• [Exercise task]: Under this task are some entries; return every one of them exactly.

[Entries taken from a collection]
_ _ _ _ _
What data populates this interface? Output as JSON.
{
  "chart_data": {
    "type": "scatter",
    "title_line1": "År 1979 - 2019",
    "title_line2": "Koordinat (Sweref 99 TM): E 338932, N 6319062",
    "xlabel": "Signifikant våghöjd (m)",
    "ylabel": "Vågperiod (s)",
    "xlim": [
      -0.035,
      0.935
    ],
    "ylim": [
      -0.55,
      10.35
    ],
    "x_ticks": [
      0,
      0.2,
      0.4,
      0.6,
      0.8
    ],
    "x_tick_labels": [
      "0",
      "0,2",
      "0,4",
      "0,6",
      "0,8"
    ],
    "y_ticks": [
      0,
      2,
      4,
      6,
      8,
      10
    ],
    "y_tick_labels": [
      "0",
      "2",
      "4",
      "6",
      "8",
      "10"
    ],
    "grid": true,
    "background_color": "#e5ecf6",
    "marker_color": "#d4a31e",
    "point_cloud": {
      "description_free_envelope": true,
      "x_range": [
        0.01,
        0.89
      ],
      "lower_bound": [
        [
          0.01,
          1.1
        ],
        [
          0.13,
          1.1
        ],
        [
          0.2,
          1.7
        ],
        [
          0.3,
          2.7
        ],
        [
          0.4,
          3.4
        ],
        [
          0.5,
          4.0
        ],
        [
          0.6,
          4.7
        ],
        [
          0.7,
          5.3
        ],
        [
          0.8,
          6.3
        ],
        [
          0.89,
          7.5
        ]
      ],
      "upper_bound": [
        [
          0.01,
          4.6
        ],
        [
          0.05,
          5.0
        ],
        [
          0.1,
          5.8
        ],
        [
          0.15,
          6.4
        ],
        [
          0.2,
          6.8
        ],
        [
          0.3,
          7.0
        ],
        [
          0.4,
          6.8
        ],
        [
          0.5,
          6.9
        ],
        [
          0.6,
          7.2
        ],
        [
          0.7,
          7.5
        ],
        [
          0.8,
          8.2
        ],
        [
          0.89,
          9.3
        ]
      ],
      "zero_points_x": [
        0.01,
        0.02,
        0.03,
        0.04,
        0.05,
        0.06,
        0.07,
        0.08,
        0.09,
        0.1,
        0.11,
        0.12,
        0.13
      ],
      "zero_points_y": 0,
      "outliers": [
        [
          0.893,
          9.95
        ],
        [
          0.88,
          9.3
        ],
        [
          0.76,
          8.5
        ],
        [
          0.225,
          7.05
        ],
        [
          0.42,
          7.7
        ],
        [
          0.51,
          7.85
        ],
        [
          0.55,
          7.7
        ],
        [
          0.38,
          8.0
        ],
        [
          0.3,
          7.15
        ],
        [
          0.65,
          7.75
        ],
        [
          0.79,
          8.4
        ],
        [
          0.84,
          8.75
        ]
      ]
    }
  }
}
_ _ _ _ _
• [Output below]:
What data populates this interface? Output as JSON.
{
  "chart_data": {
    "type": "scatter",
    "title_line1": "År 1979 - 2019",
    "title_line2": "Koordinat (Sweref 99 TM): E 338932, N 6319062",
    "xlabel": "Signifikant våghöjd (m)",
    "ylabel": "Vågperiod (s)",
    "xlim": [
      -0.035,
      0.935
    ],
    "ylim": [
      -0.55,
      10.35
    ],
    "x_ticks": [
      0,
      0.2,
      0.4,
      0.6,
      0.8
    ],
    "x_tick_labels": [
      "0",
      "0,2",
      "0,4",
      "0,6",
      "0,8"
    ],
    "y_ticks": [
      0,
      2,
      4,
      6,
      8,
      10
    ],
    "y_tick_labels": [
      "0",
      "2",
      "4",
      "6",
      "8",
      "10"
    ],
    "grid": true,
    "background_color": "#e5ecf6",
    "marker_color": "#d4a31e",
    "point_cloud": {
      "description_free_envelope": true,
      "x_range": [
        0.01,
        0.89
      ],
      "lower_bound": [
        [
          0.01,
          1.1
        ],
        [
          0.13,
          1.1
        ],
        [
          0.2,
          1.7
        ],
        [
          0.3,
          2.7
        ],
        [
          0.4,
          3.4
        ],
        [
          0.5,
          4.0
        ],
        [
          0.6,
          4.7
        ],
        [
          0.7,
          5.3
        ],
        [
          0.8,
          6.3
        ],
        [
          0.89,
          7.5
        ]
      ],
      "upper_bound": [
        [
          0.01,
          4.6
        ],
        [
          0.05,
          5.0
        ],
        [
          0.1,
          5.8
        ],
        [
          0.15,
          6.4
        ],
        [
          0.2,
          6.8
        ],
        [
          0.3,
          7.0
        ],
        [
          0.4,
          6.8
        ],
        [
          0.5,
          6.9
        ],
        [
          0.6,
          7.2
        ],
        [
          0.7,
          7.5
        ],
        [
          0.8,
          8.2
        ],
        [
          0.89,
          9.3
        ]
      ],
      "zero_points_x": [
        0.01,
        0.02,
        0.03,
        0.04,
        0.05,
        0.06,
        0.07,
        0.08,
        0.09,
        0.1,
        0.11,
        0.12,
        0.13
      ],
      "zero_points_y": 0,
      "outliers": [
        [
          0.893,
          9.95
        ],
        [
          0.88,
          9.3
        ],
        [
          0.76,
          8.5
        ],
        [
          0.225,
          7.05
        ],
        [
          0.42,
          7.7
        ],
        [
          0.51,
          7.85
        ],
        [
          0.55,
          7.7
        ],
        [
          0.38,
          8.0
        ],
        [
          0.3,
          7.15
        ],
        [
          0.65,
          7.75
        ],
        [
          0.79,
          8.4
        ],
        [
          0.84,
          8.75
        ]
      ]
    }
  }
}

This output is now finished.